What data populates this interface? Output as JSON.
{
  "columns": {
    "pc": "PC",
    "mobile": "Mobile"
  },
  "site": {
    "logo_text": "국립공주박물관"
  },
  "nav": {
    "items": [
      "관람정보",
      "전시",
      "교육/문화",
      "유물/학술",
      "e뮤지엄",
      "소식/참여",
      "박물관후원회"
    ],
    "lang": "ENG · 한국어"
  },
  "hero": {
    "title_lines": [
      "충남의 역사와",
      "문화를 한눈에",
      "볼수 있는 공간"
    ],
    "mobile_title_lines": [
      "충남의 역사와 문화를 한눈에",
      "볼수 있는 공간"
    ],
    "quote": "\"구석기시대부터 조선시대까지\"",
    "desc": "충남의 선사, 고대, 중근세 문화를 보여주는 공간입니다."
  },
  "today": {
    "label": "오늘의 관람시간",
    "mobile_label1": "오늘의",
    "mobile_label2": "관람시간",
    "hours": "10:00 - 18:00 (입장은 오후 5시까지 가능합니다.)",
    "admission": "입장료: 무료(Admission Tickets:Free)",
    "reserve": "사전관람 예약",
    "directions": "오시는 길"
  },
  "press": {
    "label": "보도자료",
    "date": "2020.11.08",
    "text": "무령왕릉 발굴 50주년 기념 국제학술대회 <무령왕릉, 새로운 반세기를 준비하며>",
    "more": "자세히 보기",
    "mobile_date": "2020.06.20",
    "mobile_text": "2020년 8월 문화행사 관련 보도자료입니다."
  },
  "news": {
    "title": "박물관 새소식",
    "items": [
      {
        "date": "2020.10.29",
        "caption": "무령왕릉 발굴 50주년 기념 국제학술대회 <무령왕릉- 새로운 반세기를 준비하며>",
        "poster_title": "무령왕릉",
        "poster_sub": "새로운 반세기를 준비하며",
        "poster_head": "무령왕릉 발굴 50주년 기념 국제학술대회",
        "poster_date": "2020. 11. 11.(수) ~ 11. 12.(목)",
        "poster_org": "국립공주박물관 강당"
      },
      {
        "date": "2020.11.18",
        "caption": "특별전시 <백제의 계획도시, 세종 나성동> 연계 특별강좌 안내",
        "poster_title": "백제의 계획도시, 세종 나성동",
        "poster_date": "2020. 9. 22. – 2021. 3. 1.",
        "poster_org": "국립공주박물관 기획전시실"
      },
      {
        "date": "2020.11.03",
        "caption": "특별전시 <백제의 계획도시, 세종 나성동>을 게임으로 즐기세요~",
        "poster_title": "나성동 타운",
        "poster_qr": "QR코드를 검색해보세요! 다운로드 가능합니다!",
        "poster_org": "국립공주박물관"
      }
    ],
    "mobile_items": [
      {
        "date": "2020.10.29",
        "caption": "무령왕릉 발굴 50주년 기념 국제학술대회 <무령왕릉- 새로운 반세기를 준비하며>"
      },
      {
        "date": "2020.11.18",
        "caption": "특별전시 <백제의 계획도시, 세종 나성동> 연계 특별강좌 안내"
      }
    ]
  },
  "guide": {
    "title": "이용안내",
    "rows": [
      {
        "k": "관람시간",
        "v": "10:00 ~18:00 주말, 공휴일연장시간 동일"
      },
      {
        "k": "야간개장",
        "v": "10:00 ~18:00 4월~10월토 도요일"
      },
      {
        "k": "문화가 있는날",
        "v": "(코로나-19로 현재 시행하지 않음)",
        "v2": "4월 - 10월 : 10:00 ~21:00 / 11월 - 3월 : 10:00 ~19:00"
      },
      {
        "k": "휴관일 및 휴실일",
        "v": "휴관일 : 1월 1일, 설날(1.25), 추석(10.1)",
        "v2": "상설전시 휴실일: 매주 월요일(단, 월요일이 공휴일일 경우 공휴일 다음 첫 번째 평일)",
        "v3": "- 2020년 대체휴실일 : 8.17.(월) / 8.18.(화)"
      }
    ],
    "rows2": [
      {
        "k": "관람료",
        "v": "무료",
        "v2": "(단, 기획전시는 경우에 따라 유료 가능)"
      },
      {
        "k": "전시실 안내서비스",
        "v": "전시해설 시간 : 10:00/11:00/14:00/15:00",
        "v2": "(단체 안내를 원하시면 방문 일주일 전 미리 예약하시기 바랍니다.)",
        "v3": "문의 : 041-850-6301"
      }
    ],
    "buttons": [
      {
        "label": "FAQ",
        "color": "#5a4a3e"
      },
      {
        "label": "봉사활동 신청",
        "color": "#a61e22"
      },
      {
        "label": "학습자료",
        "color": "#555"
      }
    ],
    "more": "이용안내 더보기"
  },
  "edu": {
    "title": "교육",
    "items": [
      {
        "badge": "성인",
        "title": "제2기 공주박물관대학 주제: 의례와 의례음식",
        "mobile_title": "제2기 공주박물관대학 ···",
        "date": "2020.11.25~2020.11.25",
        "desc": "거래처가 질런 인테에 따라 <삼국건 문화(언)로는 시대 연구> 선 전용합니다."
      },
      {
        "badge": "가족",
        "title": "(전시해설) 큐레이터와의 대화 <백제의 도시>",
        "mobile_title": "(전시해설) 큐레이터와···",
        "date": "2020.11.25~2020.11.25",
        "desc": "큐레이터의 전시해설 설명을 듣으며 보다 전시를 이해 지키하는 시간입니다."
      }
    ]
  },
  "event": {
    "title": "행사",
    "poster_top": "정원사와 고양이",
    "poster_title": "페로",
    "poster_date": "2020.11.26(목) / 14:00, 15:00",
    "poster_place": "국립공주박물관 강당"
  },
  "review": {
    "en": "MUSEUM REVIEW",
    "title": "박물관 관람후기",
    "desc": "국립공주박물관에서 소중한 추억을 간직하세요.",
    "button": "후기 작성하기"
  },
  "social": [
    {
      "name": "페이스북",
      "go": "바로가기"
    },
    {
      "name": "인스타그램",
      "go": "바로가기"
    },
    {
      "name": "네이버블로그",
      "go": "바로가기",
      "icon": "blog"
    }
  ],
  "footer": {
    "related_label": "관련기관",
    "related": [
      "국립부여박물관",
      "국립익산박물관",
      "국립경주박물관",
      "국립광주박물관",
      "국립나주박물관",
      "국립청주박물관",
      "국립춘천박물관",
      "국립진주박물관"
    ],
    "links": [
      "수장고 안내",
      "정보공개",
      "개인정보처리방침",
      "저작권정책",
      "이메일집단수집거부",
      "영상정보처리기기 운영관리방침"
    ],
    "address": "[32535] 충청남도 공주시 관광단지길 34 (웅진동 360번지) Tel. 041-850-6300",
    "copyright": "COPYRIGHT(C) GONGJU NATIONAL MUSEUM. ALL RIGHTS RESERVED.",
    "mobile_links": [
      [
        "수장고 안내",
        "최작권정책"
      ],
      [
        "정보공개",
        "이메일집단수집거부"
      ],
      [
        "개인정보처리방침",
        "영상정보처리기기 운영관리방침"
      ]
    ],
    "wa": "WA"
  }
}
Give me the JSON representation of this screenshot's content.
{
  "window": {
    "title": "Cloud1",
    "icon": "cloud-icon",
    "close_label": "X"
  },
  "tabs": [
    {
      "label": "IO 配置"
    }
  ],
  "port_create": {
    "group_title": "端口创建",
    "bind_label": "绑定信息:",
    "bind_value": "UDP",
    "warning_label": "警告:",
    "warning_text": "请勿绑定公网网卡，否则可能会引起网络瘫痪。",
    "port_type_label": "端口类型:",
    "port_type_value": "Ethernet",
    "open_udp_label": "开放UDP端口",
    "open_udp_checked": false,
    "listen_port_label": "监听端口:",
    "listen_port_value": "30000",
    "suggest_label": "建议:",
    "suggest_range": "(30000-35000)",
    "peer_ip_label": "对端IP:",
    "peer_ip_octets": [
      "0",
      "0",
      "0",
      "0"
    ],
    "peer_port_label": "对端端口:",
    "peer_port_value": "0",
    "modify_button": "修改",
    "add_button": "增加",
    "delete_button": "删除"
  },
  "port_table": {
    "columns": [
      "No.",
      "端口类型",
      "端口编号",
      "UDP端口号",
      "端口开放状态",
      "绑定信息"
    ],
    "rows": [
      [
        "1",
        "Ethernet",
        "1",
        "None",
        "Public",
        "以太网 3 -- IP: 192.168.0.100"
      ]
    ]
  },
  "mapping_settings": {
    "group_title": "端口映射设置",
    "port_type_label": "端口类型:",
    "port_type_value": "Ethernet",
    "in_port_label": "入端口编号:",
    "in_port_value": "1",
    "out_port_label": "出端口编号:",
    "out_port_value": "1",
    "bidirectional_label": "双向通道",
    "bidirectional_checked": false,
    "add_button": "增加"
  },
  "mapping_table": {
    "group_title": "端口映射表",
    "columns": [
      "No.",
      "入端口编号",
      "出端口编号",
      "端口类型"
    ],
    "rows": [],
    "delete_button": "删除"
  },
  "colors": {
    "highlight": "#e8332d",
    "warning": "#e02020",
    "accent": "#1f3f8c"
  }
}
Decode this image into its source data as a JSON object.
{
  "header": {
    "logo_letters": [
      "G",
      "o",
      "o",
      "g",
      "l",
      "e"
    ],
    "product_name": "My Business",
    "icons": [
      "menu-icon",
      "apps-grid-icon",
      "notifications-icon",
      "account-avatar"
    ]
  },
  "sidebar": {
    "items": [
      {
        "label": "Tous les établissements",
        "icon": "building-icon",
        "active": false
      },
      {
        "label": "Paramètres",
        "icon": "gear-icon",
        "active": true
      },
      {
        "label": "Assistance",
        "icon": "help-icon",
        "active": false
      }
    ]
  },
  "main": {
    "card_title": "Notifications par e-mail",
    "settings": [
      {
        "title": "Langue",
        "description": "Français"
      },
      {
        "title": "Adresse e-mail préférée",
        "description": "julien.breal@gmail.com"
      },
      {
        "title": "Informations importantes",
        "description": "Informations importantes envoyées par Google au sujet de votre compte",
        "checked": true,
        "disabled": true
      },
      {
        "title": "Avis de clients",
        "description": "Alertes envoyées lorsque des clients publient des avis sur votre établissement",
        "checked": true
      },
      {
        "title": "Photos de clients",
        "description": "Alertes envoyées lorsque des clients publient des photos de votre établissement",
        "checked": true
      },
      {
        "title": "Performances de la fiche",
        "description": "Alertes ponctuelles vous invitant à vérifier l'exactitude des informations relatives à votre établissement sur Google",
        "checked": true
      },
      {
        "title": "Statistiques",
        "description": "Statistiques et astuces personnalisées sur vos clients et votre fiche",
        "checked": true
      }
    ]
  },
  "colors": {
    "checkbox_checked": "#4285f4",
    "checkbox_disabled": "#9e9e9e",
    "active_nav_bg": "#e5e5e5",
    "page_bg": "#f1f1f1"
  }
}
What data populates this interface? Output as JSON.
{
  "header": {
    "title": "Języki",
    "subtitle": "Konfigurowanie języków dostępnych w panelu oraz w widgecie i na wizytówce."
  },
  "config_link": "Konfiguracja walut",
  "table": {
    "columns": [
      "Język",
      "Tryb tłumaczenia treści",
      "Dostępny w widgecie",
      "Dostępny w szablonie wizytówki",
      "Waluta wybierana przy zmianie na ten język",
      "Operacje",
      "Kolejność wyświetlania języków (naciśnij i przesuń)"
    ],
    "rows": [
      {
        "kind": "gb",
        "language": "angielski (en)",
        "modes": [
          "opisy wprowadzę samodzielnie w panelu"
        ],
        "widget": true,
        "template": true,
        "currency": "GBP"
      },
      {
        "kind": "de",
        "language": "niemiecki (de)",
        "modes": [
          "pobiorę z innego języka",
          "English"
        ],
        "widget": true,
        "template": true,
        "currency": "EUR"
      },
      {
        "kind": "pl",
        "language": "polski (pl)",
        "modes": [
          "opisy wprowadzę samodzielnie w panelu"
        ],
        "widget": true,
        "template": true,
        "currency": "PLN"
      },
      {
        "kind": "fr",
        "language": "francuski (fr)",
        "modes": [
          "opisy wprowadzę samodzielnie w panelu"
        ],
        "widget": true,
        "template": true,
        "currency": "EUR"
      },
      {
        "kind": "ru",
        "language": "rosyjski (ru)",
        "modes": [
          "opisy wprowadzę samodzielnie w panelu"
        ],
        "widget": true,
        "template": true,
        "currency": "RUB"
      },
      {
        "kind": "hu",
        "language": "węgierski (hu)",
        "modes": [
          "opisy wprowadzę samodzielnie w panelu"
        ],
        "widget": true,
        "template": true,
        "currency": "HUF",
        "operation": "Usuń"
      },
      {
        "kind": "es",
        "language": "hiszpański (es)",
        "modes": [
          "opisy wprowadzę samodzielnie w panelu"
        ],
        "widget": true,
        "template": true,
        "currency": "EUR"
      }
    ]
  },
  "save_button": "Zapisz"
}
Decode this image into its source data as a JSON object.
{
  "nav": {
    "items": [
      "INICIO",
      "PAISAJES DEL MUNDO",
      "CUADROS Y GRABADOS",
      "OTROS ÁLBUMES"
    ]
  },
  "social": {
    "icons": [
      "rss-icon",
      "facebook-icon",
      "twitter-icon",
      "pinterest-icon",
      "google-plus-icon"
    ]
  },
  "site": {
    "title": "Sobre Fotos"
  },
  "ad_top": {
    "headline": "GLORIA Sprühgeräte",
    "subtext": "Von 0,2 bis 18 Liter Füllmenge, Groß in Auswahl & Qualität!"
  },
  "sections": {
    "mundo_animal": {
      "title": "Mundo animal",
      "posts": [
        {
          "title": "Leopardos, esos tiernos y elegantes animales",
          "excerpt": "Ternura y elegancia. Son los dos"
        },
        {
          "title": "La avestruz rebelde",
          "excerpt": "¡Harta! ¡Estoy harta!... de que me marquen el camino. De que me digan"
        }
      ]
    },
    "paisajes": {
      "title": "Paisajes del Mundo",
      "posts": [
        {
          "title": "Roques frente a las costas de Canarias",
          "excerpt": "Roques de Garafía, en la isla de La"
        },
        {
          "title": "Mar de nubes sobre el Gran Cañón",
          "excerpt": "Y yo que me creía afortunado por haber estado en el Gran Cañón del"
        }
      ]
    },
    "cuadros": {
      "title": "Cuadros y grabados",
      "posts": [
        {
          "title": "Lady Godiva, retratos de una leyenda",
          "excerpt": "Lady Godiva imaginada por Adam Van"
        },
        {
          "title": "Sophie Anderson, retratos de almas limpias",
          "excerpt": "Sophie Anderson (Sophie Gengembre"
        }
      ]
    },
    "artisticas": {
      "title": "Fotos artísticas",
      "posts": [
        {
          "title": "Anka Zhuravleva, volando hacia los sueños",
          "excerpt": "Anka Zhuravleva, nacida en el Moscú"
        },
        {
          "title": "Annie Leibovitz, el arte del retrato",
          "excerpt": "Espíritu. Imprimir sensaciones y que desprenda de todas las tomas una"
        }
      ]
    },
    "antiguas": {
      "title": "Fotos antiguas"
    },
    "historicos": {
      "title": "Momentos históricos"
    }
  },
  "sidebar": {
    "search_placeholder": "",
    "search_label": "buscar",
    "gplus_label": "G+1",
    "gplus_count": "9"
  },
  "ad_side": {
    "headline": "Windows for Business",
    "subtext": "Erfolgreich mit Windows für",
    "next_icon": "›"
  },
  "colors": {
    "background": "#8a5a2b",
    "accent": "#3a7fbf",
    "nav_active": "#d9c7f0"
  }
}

Short task:
Take every line above carrying "excerpt" and return it.

Output of the exercise:
          "excerpt": "Ternura y elegancia. Son los dos"
          "excerpt": "¡Harta! ¡Estoy harta!... de que me marquen el camino. De que me digan"
          "excerpt": "Roques de Garafía, en la isla de La"
          "excerpt": "Y yo que me creía afortunado por haber estado en el Gran Cañón del"
          "excerpt": "Lady Godiva imaginada por Adam Van"
          "excerpt": "Sophie Anderson (Sophie Gengembre"
          "excerpt": "Anka Zhuravleva, nacida en el Moscú"
          "excerpt": "Espíritu. Imprimir sensaciones y que desprenda de todas las tomas una"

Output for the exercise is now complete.